• _What the task requires_: Exactly reproduce each record listed below.

(Recorded data)
::::::

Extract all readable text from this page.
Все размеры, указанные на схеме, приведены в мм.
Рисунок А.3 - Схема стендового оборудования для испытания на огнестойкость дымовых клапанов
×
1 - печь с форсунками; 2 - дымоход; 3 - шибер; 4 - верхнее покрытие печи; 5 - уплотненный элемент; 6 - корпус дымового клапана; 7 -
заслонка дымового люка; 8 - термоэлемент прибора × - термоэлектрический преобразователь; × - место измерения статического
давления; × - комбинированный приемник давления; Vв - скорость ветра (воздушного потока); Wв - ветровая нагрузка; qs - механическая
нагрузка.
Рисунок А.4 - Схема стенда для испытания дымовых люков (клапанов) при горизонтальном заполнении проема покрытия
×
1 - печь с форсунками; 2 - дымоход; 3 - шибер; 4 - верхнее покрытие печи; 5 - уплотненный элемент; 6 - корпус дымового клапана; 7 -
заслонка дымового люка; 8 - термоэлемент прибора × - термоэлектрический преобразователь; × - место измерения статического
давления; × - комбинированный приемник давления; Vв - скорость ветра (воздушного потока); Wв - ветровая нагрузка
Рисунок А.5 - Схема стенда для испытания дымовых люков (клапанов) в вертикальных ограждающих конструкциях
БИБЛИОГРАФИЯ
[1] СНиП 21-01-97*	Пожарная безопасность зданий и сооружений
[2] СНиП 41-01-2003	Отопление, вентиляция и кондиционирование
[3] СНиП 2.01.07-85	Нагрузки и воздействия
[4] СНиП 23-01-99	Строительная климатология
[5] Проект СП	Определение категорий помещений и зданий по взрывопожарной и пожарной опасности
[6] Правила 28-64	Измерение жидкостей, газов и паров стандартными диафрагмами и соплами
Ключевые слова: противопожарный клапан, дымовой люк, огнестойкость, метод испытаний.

::::::

• _Result of this task_:
Extract all readable text from this page.
Все размеры, указанные на схеме, приведены в мм.
Рисунок А.3 - Схема стендового оборудования для испытания на огнестойкость дымовых клапанов
×
1 - печь с форсунками; 2 - дымоход; 3 - шибер; 4 - верхнее покрытие печи; 5 - уплотненный элемент; 6 - корпус дымового клапана; 7 -
заслонка дымового люка; 8 - термоэлемент прибора × - термоэлектрический преобразователь; × - место измерения статического
давления; × - комбинированный приемник давления; Vв - скорость ветра (воздушного потока); Wв - ветровая нагрузка; qs - механическая
нагрузка.
Рисунок А.4 - Схема стенда для испытания дымовых люков (клапанов) при горизонтальном заполнении проема покрытия
×
1 - печь с форсунками; 2 - дымоход; 3 - шибер; 4 - верхнее покрытие печи; 5 - уплотненный элемент; 6 - корпус дымового клапана; 7 -
заслонка дымового люка; 8 - термоэлемент прибора × - термоэлектрический преобразователь; × - место измерения статического
давления; × - комбинированный приемник давления; Vв - скорость ветра (воздушного потока); Wв - ветровая нагрузка
Рисунок А.5 - Схема стенда для испытания дымовых люков (клапанов) в вертикальных ограждающих конструкциях
БИБЛИОГРАФИЯ
[1] СНиП 21-01-97*	Пожарная безопасность зданий и сооружений
[2] СНиП 41-01-2003	Отопление, вентиляция и кондиционирование
[3] СНиП 2.01.07-85	Нагрузки и воздействия
[4] СНиП 23-01-99	Строительная климатология
[5] Проект СП	Определение категорий помещений и зданий по взрывопожарной и пожарной опасности
[6] Правила 28-64	Измерение жидкостей, газов и паров стандартными диафрагмами и соплами
Ключевые слова: противопожарный клапан, дымовой люк, огнестойкость, метод испытаний.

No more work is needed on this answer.